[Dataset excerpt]
====================

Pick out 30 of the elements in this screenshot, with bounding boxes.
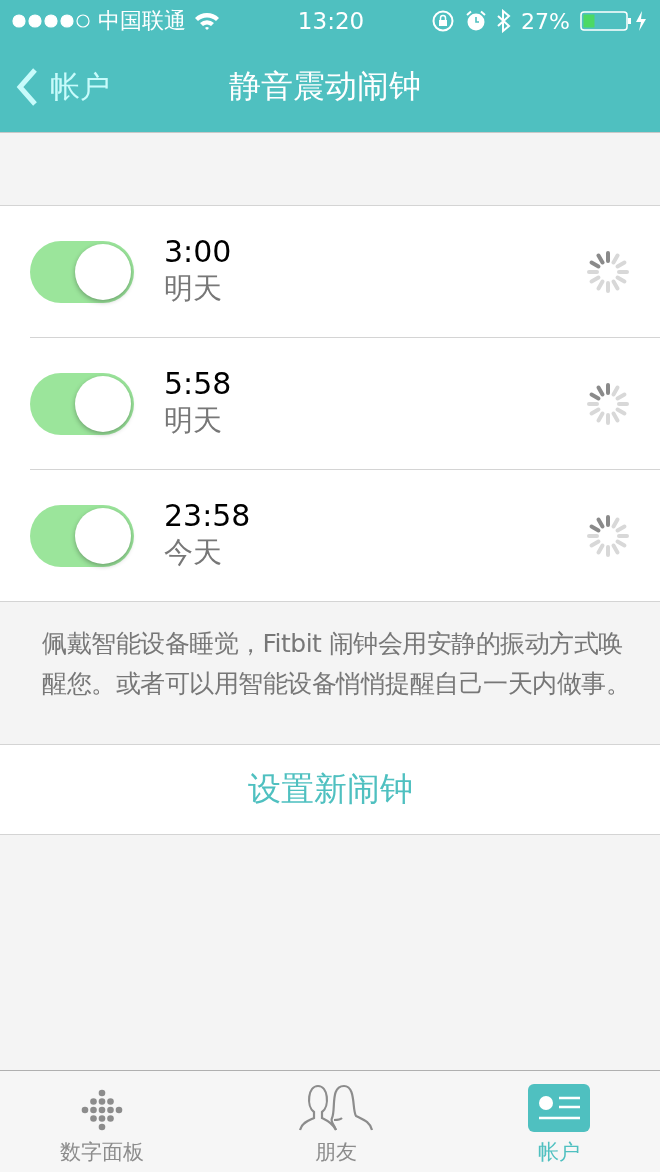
alarm-time: 3:00	[164, 234, 233, 269]
tab-item[interactable]: 帐户	[528, 1071, 590, 1172]
loading-spinner-icon	[586, 513, 630, 558]
alarm-day: 今天	[164, 533, 586, 573]
alarm-day: 明天	[164, 401, 586, 441]
wifi-icon	[194, 12, 220, 30]
alarm-time: 23:58	[164, 498, 252, 533]
battery-percent: 27%	[521, 8, 570, 34]
alarm-toggle[interactable]	[30, 240, 134, 303]
loading-spinner-icon	[586, 381, 630, 426]
alarm-time: 5:58	[164, 366, 233, 401]
status-time: 13:20	[297, 8, 365, 34]
rotation-lock-icon	[431, 9, 456, 33]
signal-icon	[12, 14, 90, 28]
bluetooth-icon	[497, 9, 512, 33]
carrier-name: 中国联通	[98, 7, 186, 35]
back-button[interactable]: 帐户	[0, 66, 110, 108]
alarm-toggle[interactable]	[30, 504, 134, 567]
alarm-day: 明天	[164, 269, 586, 309]
page-title: 静音震动闹钟	[229, 66, 421, 107]
id-card-icon	[528, 1084, 590, 1132]
alarm-toggle[interactable]	[30, 372, 134, 435]
tab-item[interactable]: 数字面板	[60, 1071, 144, 1172]
dots-diamond-icon	[80, 1088, 124, 1132]
back-chevron-icon	[16, 67, 38, 107]
alarm-icon	[465, 10, 488, 32]
tab-item[interactable]: 朋友	[298, 1071, 374, 1172]
new-alarm-button[interactable]: 设置新闹钟	[0, 745, 660, 835]
loading-spinner-icon	[586, 249, 630, 294]
two-people-icon	[298, 1084, 374, 1132]
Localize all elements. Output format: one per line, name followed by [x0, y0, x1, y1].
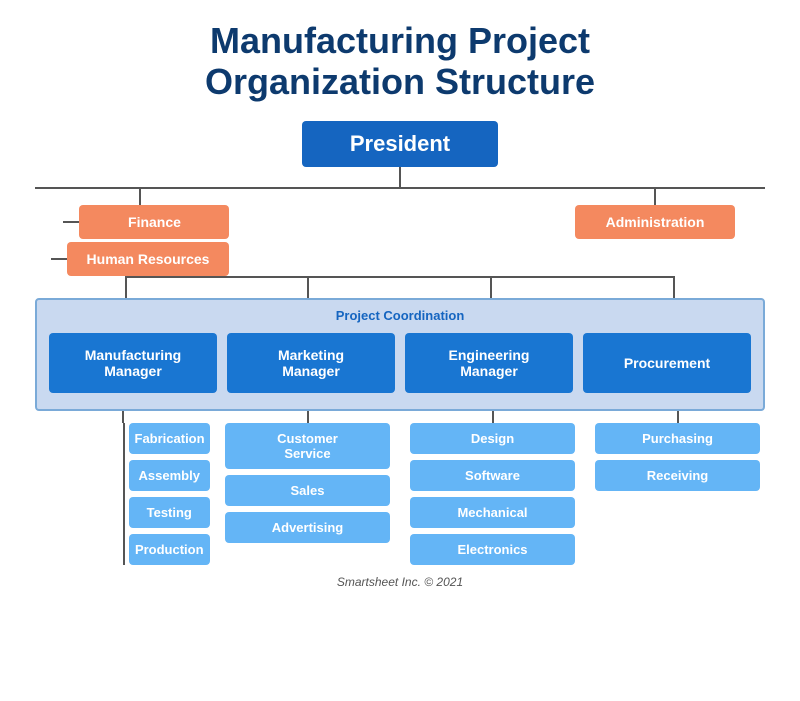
- engineering-sub-col: Design Software Mechanical Electronics: [405, 411, 580, 565]
- managers-row: ManufacturingManager MarketingManager En…: [49, 333, 751, 393]
- right-branch: Administration: [545, 189, 765, 239]
- procurement-box: Procurement: [583, 333, 751, 393]
- assembly-box: Assembly: [129, 460, 211, 491]
- admin-box: Administration: [575, 205, 735, 239]
- electronics-box: Electronics: [410, 534, 575, 565]
- coord-label: Project Coordination: [49, 308, 751, 323]
- advertising-box: Advertising: [225, 512, 390, 543]
- president-box: President: [302, 121, 498, 167]
- fhr-bracket: Finance Human Resources: [51, 205, 230, 276]
- sub-section: Fabrication Assembly Testing Production: [35, 411, 765, 565]
- hr-box: Human Resources: [67, 242, 230, 276]
- left-vline: [139, 189, 141, 205]
- marketing-sub-col: CustomerService Sales Advertising: [220, 411, 395, 565]
- design-box: Design: [410, 423, 575, 454]
- footer: Smartsheet Inc. © 2021: [30, 575, 770, 589]
- second-connector: [35, 276, 765, 298]
- left-branch: Finance Human Resources: [35, 189, 245, 276]
- manufacturing-manager-box: ManufacturingManager: [49, 333, 217, 393]
- sales-box: Sales: [225, 475, 390, 506]
- page-title: Manufacturing Project Organization Struc…: [30, 20, 770, 103]
- right-vline: [654, 189, 656, 205]
- procurement-sub-col: Purchasing Receiving: [590, 411, 765, 565]
- finance-box: Finance: [79, 205, 229, 239]
- fabrication-box: Fabrication: [129, 423, 211, 454]
- mechanical-box: Mechanical: [410, 497, 575, 528]
- customer-service-box: CustomerService: [225, 423, 390, 469]
- pres-vline: [399, 167, 401, 187]
- org-chart: President Finance: [30, 121, 770, 565]
- purchasing-box: Purchasing: [595, 423, 760, 454]
- coord-section: Project Coordination ManufacturingManage…: [35, 298, 765, 411]
- top-branch-row: Finance Human Resources Administration: [35, 189, 765, 276]
- marketing-manager-box: MarketingManager: [227, 333, 395, 393]
- receiving-box: Receiving: [595, 460, 760, 491]
- production-box: Production: [129, 534, 211, 565]
- engineering-manager-box: EngineeringManager: [405, 333, 573, 393]
- manufacturing-sub-col: Fabrication Assembly Testing Production: [35, 411, 210, 565]
- software-box: Software: [410, 460, 575, 491]
- testing-box: Testing: [129, 497, 211, 528]
- fhr-hlines: Finance Human Resources: [51, 205, 230, 276]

====================

Write out every line of the rows above verbatim, leaving out the picture lines.

> [Exercise solution]:
Pick out 30 of the elements in this screenshot, with bounding boxes.
alarm-time: 3:00	[164, 234, 233, 269]
tab-item[interactable]: 帐户	[528, 1071, 590, 1172]
loading-spinner-icon	[586, 513, 630, 558]
alarm-day: 今天	[164, 533, 586, 573]
alarm-day: 明天	[164, 401, 586, 441]
wifi-icon	[194, 12, 220, 30]
alarm-time: 23:58	[164, 498, 252, 533]
battery-percent: 27%	[521, 8, 570, 34]
alarm-toggle[interactable]	[30, 240, 134, 303]
loading-spinner-icon	[586, 381, 630, 426]
alarm-time: 5:58	[164, 366, 233, 401]
status-time: 13:20	[297, 8, 365, 34]
rotation-lock-icon	[431, 9, 456, 33]
signal-icon	[12, 14, 90, 28]
bluetooth-icon	[497, 9, 512, 33]
carrier-name: 中国联通	[98, 7, 186, 35]
back-button[interactable]: 帐户	[0, 66, 110, 108]
alarm-toggle[interactable]	[30, 504, 134, 567]
alarm-day: 明天	[164, 269, 586, 309]
page-title: 静音震动闹钟	[229, 66, 421, 107]
id-card-icon	[528, 1084, 590, 1132]
alarm-toggle[interactable]	[30, 372, 134, 435]
tab-item[interactable]: 数字面板	[60, 1071, 144, 1172]
dots-diamond-icon	[80, 1088, 124, 1132]
back-chevron-icon	[16, 67, 38, 107]
alarm-icon	[465, 10, 488, 32]
tab-item[interactable]: 朋友	[298, 1071, 374, 1172]
new-alarm-button[interactable]: 设置新闹钟	[0, 745, 660, 835]
loading-spinner-icon	[586, 249, 630, 294]
two-people-icon	[298, 1084, 374, 1132]
Localize all elements. Output format: one per line, name followed by [x0, y0, x1, y1].
- engineering-sub-col: Design Software Mechanical Electronics: [405, 411, 580, 565]
- managers-row: ManufacturingManager MarketingManager En…: [49, 333, 751, 393]
- right-branch: Administration: [545, 189, 765, 239]
- procurement-box: Procurement: [583, 333, 751, 393]
- assembly-box: Assembly: [129, 460, 211, 491]
- admin-box: Administration: [575, 205, 735, 239]
- electronics-box: Electronics: [410, 534, 575, 565]
- coord-label: Project Coordination: [49, 308, 751, 323]
- advertising-box: Advertising: [225, 512, 390, 543]
- president-box: President: [302, 121, 498, 167]
- fhr-bracket: Finance Human Resources: [51, 205, 230, 276]
- sub-section: Fabrication Assembly Testing Production: [35, 411, 765, 565]
- hr-box: Human Resources: [67, 242, 230, 276]
- left-vline: [139, 189, 141, 205]
- marketing-sub-col: CustomerService Sales Advertising: [220, 411, 395, 565]
- design-box: Design: [410, 423, 575, 454]
- footer: Smartsheet Inc. © 2021: [30, 575, 770, 589]
- second-connector: [35, 276, 765, 298]
- left-branch: Finance Human Resources: [35, 189, 245, 276]
- manufacturing-manager-box: ManufacturingManager: [49, 333, 217, 393]
- sales-box: Sales: [225, 475, 390, 506]
- page-title: Manufacturing Project Organization Struc…: [30, 20, 770, 103]
- right-vline: [654, 189, 656, 205]
- procurement-sub-col: Purchasing Receiving: [590, 411, 765, 565]
- finance-box: Finance: [79, 205, 229, 239]
- fabrication-box: Fabrication: [129, 423, 211, 454]
- mechanical-box: Mechanical: [410, 497, 575, 528]
- customer-service-box: CustomerService: [225, 423, 390, 469]
- pres-vline: [399, 167, 401, 187]
- org-chart: President Finance: [30, 121, 770, 565]
- purchasing-box: Purchasing: [595, 423, 760, 454]
- coord-section: Project Coordination ManufacturingManage…: [35, 298, 765, 411]
- top-branch-row: Finance Human Resources Administration: [35, 189, 765, 276]
- marketing-manager-box: MarketingManager: [227, 333, 395, 393]
- receiving-box: Receiving: [595, 460, 760, 491]
- production-box: Production: [129, 534, 211, 565]
- engineering-manager-box: EngineeringManager: [405, 333, 573, 393]
- manufacturing-sub-col: Fabrication Assembly Testing Production: [35, 411, 210, 565]
- software-box: Software: [410, 460, 575, 491]
- testing-box: Testing: [129, 497, 211, 528]
- fhr-hlines: Finance Human Resources: [51, 205, 230, 276]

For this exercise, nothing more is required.